## Start Available data
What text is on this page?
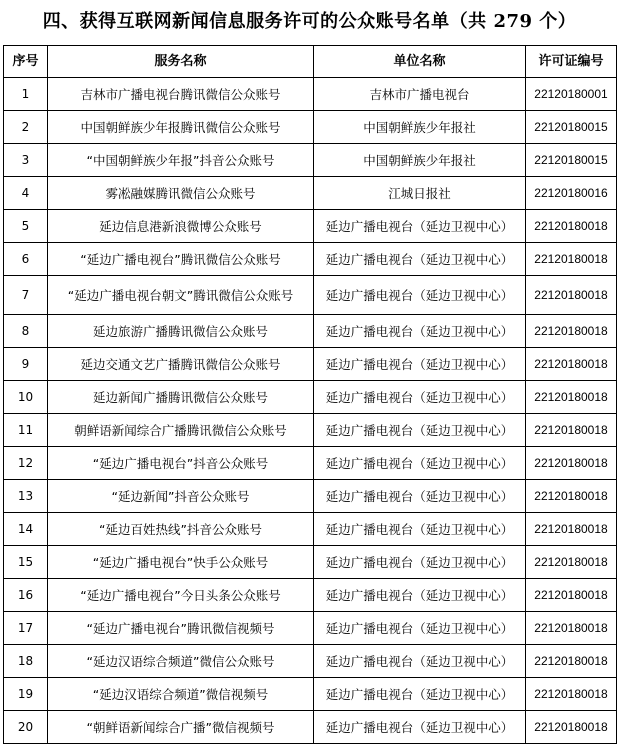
四、获得互联网新闻信息服务许可的公众账号名单（共 279 个）
序号	服务名称	单位名称	许可证编号
1	吉林市广播电视台腾讯微信公众账号	吉林市广播电视台	22120180001
2	中国朝鲜族少年报腾讯微信公众账号	中国朝鲜族少年报社	22120180015
3	“中国朝鲜族少年报”抖音公众账号	中国朝鲜族少年报社	22120180015
4	雾凇融媒腾讯微信公众账号	江城日报社	22120180016
5	延边信息港新浪微博公众账号	延边广播电视台（延边卫视中心）	22120180018
6	“延边广播电视台”腾讯微信公众账号	延边广播电视台（延边卫视中心）	22120180018
7	“延边广播电视台朝文”腾讯微信公众账号	延边广播电视台（延边卫视中心）	22120180018
8	延边旅游广播腾讯微信公众账号	延边广播电视台（延边卫视中心）	22120180018
9	延边交通文艺广播腾讯微信公众账号	延边广播电视台（延边卫视中心）	22120180018
10	延边新闻广播腾讯微信公众账号	延边广播电视台（延边卫视中心）	22120180018
11	朝鲜语新闻综合广播腾讯微信公众账号	延边广播电视台（延边卫视中心）	22120180018
12	“延边广播电视台”抖音公众账号	延边广播电视台（延边卫视中心）	22120180018
13	“延边新闻”抖音公众账号	延边广播电视台（延边卫视中心）	22120180018
14	“延边百姓热线”抖音公众账号	延边广播电视台（延边卫视中心）	22120180018
15	“延边广播电视台”快手公众账号	延边广播电视台（延边卫视中心）	22120180018
16	“延边广播电视台”今日头条公众账号	延边广播电视台（延边卫视中心）	22120180018
17	“延边广播电视台”腾讯微信视频号	延边广播电视台（延边卫视中心）	22120180018
18	“延边汉语综合频道”微信公众账号	延边广播电视台（延边卫视中心）	22120180018
19	“延边汉语综合频道”微信视频号	延边广播电视台（延边卫视中心）	22120180018
20	“朝鲜语新闻综合广播”微信视频号	延边广播电视台（延边卫视中心）	22120180018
## End Available data
§ Work to do: Pull every line containing "抖音公众账号" from the data.

§ Problem solution:
3	“中国朝鲜族少年报”抖音公众账号	中国朝鲜族少年报社	22120180015
12	“延边广播电视台”抖音公众账号	延边广播电视台（延边卫视中心）	22120180018
13	“延边新闻”抖音公众账号	延边广播电视台（延边卫视中心）	22120180018
14	“延边百姓热线”抖音公众账号	延边广播电视台（延边卫视中心）	22120180018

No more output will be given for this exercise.